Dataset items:
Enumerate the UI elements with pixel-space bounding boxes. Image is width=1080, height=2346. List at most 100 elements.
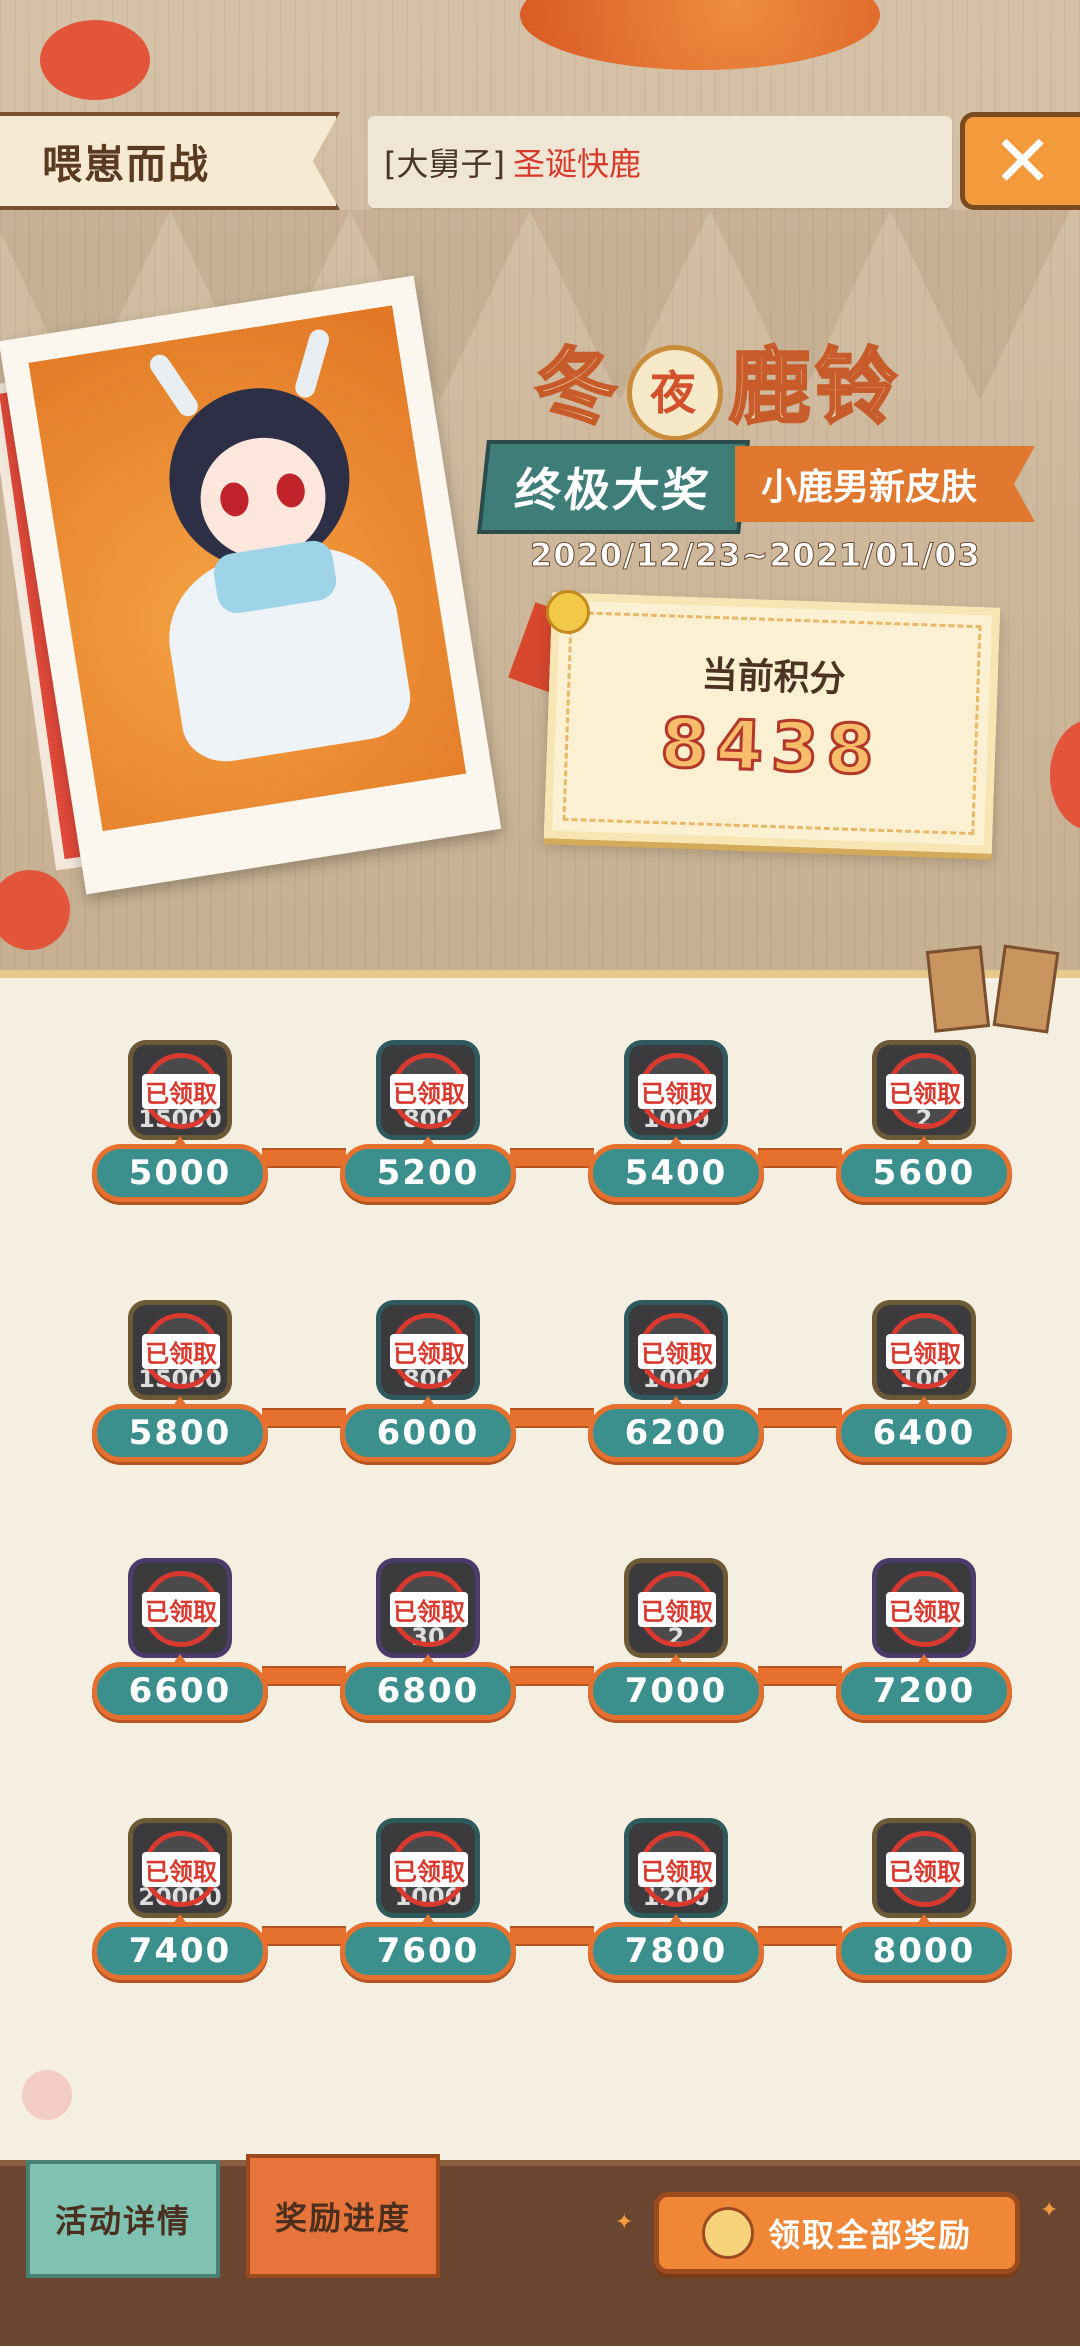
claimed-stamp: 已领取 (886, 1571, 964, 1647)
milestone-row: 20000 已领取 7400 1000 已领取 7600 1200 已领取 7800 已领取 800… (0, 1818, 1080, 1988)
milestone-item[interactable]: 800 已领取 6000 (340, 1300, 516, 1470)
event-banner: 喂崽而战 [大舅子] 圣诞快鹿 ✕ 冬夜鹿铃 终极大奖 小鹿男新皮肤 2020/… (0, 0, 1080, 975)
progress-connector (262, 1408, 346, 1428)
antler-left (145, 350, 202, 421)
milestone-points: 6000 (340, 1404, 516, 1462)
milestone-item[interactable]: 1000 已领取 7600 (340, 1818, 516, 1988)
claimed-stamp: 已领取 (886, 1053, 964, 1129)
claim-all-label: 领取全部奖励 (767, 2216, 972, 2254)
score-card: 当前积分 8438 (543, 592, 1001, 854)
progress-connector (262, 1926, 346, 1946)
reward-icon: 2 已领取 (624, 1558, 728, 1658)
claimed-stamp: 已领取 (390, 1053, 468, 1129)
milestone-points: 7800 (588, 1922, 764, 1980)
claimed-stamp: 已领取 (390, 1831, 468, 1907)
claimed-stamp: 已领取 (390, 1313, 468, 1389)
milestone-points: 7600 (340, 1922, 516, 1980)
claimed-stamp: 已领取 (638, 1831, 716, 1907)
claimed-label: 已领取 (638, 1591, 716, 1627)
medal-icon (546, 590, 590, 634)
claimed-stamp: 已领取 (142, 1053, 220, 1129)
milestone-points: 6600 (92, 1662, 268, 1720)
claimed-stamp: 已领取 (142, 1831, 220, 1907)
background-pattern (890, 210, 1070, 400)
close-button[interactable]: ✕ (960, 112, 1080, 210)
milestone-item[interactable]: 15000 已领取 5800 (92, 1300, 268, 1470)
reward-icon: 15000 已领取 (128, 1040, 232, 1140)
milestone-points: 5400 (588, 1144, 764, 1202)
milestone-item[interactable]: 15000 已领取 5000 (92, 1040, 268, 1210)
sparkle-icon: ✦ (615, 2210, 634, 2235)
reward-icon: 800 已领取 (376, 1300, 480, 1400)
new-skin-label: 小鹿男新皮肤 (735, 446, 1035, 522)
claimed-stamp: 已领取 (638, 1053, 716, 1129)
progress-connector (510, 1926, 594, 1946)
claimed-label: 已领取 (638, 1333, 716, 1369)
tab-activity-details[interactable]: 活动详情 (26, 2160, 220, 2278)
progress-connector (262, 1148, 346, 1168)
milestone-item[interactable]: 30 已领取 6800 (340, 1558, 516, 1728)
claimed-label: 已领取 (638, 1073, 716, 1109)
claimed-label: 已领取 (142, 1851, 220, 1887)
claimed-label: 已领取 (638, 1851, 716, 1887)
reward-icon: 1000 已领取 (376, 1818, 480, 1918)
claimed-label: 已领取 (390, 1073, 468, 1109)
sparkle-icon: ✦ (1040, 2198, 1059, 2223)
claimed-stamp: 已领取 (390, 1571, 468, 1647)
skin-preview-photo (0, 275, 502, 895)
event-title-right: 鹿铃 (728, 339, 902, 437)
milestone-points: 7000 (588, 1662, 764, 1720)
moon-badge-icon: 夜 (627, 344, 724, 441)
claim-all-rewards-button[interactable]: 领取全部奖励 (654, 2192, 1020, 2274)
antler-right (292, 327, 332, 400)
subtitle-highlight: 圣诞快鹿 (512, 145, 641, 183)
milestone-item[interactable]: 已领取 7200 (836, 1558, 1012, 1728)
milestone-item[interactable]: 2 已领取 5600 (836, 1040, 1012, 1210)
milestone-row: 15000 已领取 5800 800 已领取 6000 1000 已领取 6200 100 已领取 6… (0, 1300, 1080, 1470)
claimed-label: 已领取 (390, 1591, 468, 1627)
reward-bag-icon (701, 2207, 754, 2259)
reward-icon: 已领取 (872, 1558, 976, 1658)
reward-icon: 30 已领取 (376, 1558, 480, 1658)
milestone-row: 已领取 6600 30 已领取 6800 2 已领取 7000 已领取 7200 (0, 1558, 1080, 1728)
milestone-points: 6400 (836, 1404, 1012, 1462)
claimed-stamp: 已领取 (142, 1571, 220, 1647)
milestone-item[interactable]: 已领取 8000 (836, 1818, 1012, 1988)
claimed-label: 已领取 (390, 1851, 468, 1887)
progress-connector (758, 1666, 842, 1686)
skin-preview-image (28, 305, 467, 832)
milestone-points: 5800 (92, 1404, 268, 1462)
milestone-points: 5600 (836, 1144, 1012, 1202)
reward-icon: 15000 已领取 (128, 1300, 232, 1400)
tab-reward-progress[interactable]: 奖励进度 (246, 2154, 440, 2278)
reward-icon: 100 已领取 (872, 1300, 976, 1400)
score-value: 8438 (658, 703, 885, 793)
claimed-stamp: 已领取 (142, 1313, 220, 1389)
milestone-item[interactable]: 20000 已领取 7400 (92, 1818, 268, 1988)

SET TASK:
Duplicate every line of the rows above verbatim, leaving out any line that stands for a picture.

SOLUTION FOR THIS EXERCISE:
Enumerate the UI elements with pixel-space bounding boxes. Image is width=1080, height=2346. List at most 100 elements.
claimed-stamp: 已领取 (886, 1571, 964, 1647)
milestone-row: 20000 已领取 7400 1000 已领取 7600 1200 已领取 7800 已领取 800… (0, 1818, 1080, 1988)
milestone-item[interactable]: 800 已领取 6000 (340, 1300, 516, 1470)
event-banner: 喂崽而战 [大舅子] 圣诞快鹿 ✕ 冬夜鹿铃 终极大奖 小鹿男新皮肤 2020/… (0, 0, 1080, 975)
progress-connector (262, 1408, 346, 1428)
antler-left (145, 350, 202, 421)
milestone-points: 6000 (340, 1404, 516, 1462)
milestone-item[interactable]: 1000 已领取 7600 (340, 1818, 516, 1988)
claimed-stamp: 已领取 (886, 1053, 964, 1129)
claim-all-label: 领取全部奖励 (767, 2216, 972, 2254)
score-card: 当前积分 8438 (543, 592, 1001, 854)
progress-connector (262, 1926, 346, 1946)
reward-icon: 2 已领取 (624, 1558, 728, 1658)
claimed-stamp: 已领取 (390, 1053, 468, 1129)
milestone-points: 7800 (588, 1922, 764, 1980)
claimed-stamp: 已领取 (390, 1831, 468, 1907)
claimed-stamp: 已领取 (390, 1313, 468, 1389)
milestone-points: 7600 (340, 1922, 516, 1980)
claimed-stamp: 已领取 (638, 1831, 716, 1907)
claimed-label: 已领取 (638, 1591, 716, 1627)
medal-icon (546, 590, 590, 634)
claimed-stamp: 已领取 (142, 1053, 220, 1129)
milestone-points: 6600 (92, 1662, 268, 1720)
claimed-stamp: 已领取 (142, 1831, 220, 1907)
background-pattern (890, 210, 1070, 400)
close-button[interactable]: ✕ (960, 112, 1080, 210)
milestone-item[interactable]: 15000 已领取 5800 (92, 1300, 268, 1470)
reward-icon: 15000 已领取 (128, 1040, 232, 1140)
milestone-points: 5400 (588, 1144, 764, 1202)
milestone-item[interactable]: 15000 已领取 5000 (92, 1040, 268, 1210)
sparkle-icon: ✦ (615, 2210, 634, 2235)
reward-icon: 800 已领取 (376, 1300, 480, 1400)
new-skin-label: 小鹿男新皮肤 (735, 446, 1035, 522)
claimed-stamp: 已领取 (638, 1053, 716, 1129)
progress-connector (510, 1926, 594, 1946)
claimed-label: 已领取 (638, 1333, 716, 1369)
tab-activity-details[interactable]: 活动详情 (26, 2160, 220, 2278)
progress-connector (262, 1148, 346, 1168)
milestone-item[interactable]: 30 已领取 6800 (340, 1558, 516, 1728)
claimed-label: 已领取 (638, 1073, 716, 1109)
claimed-label: 已领取 (142, 1851, 220, 1887)
claimed-label: 已领取 (638, 1851, 716, 1887)
reward-icon: 1000 已领取 (376, 1818, 480, 1918)
claimed-label: 已领取 (390, 1073, 468, 1109)
sparkle-icon: ✦ (1040, 2198, 1059, 2223)
claimed-stamp: 已领取 (390, 1571, 468, 1647)
skin-preview-photo (0, 275, 502, 895)
event-title-right: 鹿铃 (728, 339, 902, 437)
milestone-points: 7000 (588, 1662, 764, 1720)
moon-badge-icon: 夜 (627, 344, 724, 441)
claim-all-rewards-button[interactable]: 领取全部奖励 (654, 2192, 1020, 2274)
antler-right (292, 327, 332, 400)
subtitle-highlight: 圣诞快鹿 (512, 145, 641, 183)
milestone-item[interactable]: 已领取 7200 (836, 1558, 1012, 1728)
milestone-item[interactable]: 2 已领取 5600 (836, 1040, 1012, 1210)
milestone-row: 15000 已领取 5800 800 已领取 6000 1000 已领取 6200 100 已领取 6… (0, 1300, 1080, 1470)
claimed-label: 已领取 (390, 1591, 468, 1627)
reward-bag-icon (701, 2207, 754, 2259)
reward-icon: 已领取 (872, 1558, 976, 1658)
reward-icon: 30 已领取 (376, 1558, 480, 1658)
milestone-row: 已领取 6600 30 已领取 6800 2 已领取 7000 已领取 7200 (0, 1558, 1080, 1728)
milestone-points: 6400 (836, 1404, 1012, 1462)
claimed-stamp: 已领取 (142, 1571, 220, 1647)
milestone-item[interactable]: 已领取 8000 (836, 1818, 1012, 1988)
claimed-label: 已领取 (390, 1851, 468, 1887)
progress-connector (758, 1666, 842, 1686)
skin-preview-image (28, 305, 467, 832)
milestone-points: 5800 (92, 1404, 268, 1462)
milestone-points: 5600 (836, 1144, 1012, 1202)
reward-icon: 15000 已领取 (128, 1300, 232, 1400)
tab-reward-progress[interactable]: 奖励进度 (246, 2154, 440, 2278)
reward-icon: 100 已领取 (872, 1300, 976, 1400)
score-value: 8438 (658, 703, 885, 793)
claimed-stamp: 已领取 (142, 1313, 220, 1389)
milestone-item[interactable]: 20000 已领取 7400 (92, 1818, 268, 1988)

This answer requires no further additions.